STATED EXERCISE ▸ Only the lines holding the string "lightning" are needed. Copy each one.
+++ RECORDED DATA
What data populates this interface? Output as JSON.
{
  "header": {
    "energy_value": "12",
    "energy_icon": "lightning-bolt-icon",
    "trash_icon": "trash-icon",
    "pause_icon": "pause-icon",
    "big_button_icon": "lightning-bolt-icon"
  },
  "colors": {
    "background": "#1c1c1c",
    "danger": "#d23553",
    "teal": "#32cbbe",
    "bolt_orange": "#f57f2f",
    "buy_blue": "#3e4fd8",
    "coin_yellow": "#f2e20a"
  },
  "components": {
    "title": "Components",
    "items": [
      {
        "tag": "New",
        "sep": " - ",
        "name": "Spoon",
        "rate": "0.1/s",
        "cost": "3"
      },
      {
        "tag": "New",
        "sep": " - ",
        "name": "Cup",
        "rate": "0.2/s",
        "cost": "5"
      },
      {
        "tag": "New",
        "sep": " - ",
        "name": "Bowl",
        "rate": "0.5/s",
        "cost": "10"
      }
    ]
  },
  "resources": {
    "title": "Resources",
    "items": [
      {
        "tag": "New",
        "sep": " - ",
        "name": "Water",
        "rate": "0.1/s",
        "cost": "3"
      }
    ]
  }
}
++++++
EXERCISE ANSWER ▸
    "energy_icon": "lightning-bolt-icon",
    "big_button_icon": "lightning-bolt-icon"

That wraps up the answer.